Given passage:
The common analytic-number-theory weight 1 / n has a specialized API:

oneOverNWeight
oneOverNExpr
OneOverNStieltjesCert
verify_one_over_n_stieltjes_envelope

OneOverNStieltjesCert requires 1 ≤ cutoff, so certified endpoints avoid treating the n = 0 convention as part of the analytic statement.

Golden theorem:

verify_stieltjes_envelope

Dirichlet Hyperbola Transforms

The hyperbola layer provides an exact finite pair-sum specification and a certificate bridge for Dirichlet-convolution-style summatory functions.

hyperbolaPairs
hyperbolaPairSum
hyperbolaLeft
hyperbolaBottom
hyperbolaOverlap
hyperbolaPairSum_eq_left_add_bottom_sub_overlap

hyperbolaPairs is specification-level, not an execution-level evaluator: it enumerates an N × N rectangle before filtering.

Transform certificates use:

HyperbolaCert
verify_dirichlet_hyperbola_envelope

To expose a conventional convolution sequence, provide the finite divisor-pair identity through:

DirichletConvolutionBridge
verify_dirichlet_convolution_envelope

The reusable discrete derivative helper is:

discreteDerivative
prefixSum_discreteDerivative

Dyadic Error-Domination Checkers

Generated transform certificates often produce a detailed error expression that should be dominated by a simpler target error. The dyadic checker layer proves expression domination on intervals, slabs, and slab-plus-tail covers.

Raw computable checkers:

checkExprLeOnIntervalDyadic
checkExprLeOnSlabsDyadic

Soundness-facing certificate packages:

ExprLeOnIntervalDyadicCert
ExprLeOnSlabsDyadicCert

Coverage structures:

NatSlabCover
SlabTailCert
SlabTailCert.covered_or_tail

Verifier bridges:

verify_expr_le_on_interval_dyadic
verify_expr_le_on_slabs_dyadic
verify_expr_le_on_nat_slab_cover_dyadic
verify_expr_le_with_slab_tail_dyadic
verify_stieltjes_error_le_target_with_slab_tail_dyadic
verify_hyperbola_error_le_target_with_slab_tail_dyadic

Slab And Table Inequality Certificates

For explicit PNT estimates and generated numerical tables, the dyadic slab checker is packaged as a small certificate API:

SlabInequalityCert
SlabInequalityCert.verify

SlabInequalityCert proves:

 I  slabs,  x  Set.Icc (I.lo : ) I.hi,
  Expr.eval (fun _ => x) lhs  Expr.eval (fun _ => x) rhs

The table-oriented wrapper uses the generic TableCert traversal:

InequalityTableRow
checkInequalityTableRow
InequalityTableCert
InequalityTableCert.verify
InequalityTableCert.failingIndices

Rows remain proof-free data. The table certificate carries the support and precision side conditions once over row membership, while native_decide checks the row booleans.

Assignment 1:
Answer these questions using the API documentation above.
(a) What condition does OneOverNStieltjesCert require?
(b) What does hyperbolaPairs enumerate before filtering?
(c) What checks the row booleans for the table certificate?
Assignment 2: Translate into Spanish this sentence from the API documentation: "The dyadic checker layer proves expression domination on intervals, slabs, and slab-plus-tail covers."
Assignment 3: Carry on with the API documentation, picking up after its final sentence.

Listed entries:
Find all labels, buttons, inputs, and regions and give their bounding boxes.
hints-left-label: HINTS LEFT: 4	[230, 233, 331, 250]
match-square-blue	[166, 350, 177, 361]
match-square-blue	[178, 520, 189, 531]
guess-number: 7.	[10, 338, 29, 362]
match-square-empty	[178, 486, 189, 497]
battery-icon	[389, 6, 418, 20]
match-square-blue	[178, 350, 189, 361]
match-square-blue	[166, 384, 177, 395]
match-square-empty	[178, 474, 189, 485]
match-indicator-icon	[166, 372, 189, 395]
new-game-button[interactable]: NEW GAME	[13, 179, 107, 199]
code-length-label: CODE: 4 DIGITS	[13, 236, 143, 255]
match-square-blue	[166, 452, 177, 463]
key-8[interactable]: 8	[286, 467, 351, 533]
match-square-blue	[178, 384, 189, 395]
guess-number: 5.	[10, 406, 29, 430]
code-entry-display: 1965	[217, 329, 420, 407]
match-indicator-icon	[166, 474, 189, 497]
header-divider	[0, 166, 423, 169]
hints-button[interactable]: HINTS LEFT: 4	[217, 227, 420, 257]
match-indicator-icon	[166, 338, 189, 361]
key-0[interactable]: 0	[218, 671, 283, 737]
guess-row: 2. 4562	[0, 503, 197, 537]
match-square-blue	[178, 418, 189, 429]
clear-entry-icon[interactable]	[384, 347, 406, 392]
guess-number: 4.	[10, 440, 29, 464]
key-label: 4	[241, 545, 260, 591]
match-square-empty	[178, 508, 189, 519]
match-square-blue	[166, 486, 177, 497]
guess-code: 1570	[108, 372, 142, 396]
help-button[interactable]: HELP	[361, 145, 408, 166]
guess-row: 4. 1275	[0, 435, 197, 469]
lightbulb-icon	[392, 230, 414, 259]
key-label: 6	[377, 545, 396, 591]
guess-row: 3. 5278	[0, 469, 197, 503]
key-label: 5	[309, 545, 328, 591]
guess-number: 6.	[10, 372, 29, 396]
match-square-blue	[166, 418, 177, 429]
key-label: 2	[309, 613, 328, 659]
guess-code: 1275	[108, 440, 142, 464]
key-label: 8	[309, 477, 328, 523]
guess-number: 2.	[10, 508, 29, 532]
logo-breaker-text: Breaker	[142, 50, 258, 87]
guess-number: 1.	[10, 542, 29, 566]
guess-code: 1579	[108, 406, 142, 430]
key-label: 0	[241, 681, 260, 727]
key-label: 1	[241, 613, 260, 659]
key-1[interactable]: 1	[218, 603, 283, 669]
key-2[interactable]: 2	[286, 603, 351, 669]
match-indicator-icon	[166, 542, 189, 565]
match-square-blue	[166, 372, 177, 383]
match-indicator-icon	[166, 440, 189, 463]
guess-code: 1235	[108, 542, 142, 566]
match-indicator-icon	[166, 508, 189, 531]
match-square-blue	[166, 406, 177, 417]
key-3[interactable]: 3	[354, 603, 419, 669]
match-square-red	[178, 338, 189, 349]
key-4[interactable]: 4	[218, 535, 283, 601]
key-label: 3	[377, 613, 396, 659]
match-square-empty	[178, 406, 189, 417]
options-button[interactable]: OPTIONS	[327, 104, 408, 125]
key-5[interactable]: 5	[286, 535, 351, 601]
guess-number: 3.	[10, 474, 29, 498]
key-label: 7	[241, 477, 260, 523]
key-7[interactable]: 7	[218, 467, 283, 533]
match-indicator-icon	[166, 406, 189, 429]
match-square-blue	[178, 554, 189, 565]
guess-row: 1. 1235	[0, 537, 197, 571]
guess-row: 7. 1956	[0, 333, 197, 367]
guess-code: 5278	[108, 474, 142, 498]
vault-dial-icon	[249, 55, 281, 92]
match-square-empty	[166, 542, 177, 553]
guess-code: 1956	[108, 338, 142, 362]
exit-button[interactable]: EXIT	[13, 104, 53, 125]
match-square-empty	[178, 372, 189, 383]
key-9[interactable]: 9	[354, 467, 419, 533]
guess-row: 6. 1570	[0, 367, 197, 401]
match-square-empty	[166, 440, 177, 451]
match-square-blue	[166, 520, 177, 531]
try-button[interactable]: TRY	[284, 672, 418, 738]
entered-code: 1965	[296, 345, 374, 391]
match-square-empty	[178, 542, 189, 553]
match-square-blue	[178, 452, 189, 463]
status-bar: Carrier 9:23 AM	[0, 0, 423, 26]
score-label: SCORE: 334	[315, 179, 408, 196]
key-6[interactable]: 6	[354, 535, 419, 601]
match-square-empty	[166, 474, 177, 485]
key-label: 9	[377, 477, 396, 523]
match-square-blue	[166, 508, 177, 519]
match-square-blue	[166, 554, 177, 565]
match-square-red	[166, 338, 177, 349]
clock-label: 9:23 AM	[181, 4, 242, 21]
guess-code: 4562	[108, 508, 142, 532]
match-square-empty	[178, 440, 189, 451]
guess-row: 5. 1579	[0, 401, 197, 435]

Answer area 1:
(a) It requires 1 ≤ cutoff.
(b) It enumerates an N × N rectangle.
(c) native_decide checks the row booleans.

Answer area 2: La capa de verificadores diádicos demuestra la dominación de expresiones en intervalos, franjas y recubrimientos de franjas más cola.

Answer area 3:
Pattern: Generate, Dominate, Weaken

The usual envelope workflow is:

  1. Build or generate a transform certificate.
  2. Prove or check that the generated error is bounded by a simpler target error.
  3. Use AsympEnv.weakenError to expose the simpler target envelope.

For example, a OneOverNStieltjesCert can be converted into an envelope, its generated error can be checked against Expr.const 1 on a slab-plus-tail cover, and the resulting envelope can be weakened to the public error term.

Toy Examples

A sequence concentrated at 1 has exact 1 / n weighted sum equal to 1 from cutoff 1 onward:

noncomputable def deltaOne : Nat → ℝ :=
  fun n => if n = 1 then 1 else 0

deltaOneOverNCert : OneOverNStieltjesCert deltaOneEnv
  cutoff := 1
  cutoff_pos := proof that 1 ≤ cutoff
  mainTerm := Expr.const 1
  errorTerm := Expr.const 0
  cert := proof that weightedPrefixSumReal deltaOne oneOverNWeight N = 1
  error_nonneg := proof that 0 ≤ 0

A minimal slab-plus-tail certificate can prove the generated error 0 is dominated by the public error 1:

def slab05 : IntervalRat := ⟨0, 5, by norm_num⟩

zeroLeOne : SlabTailCert (Expr.const 0) (Expr.const 1)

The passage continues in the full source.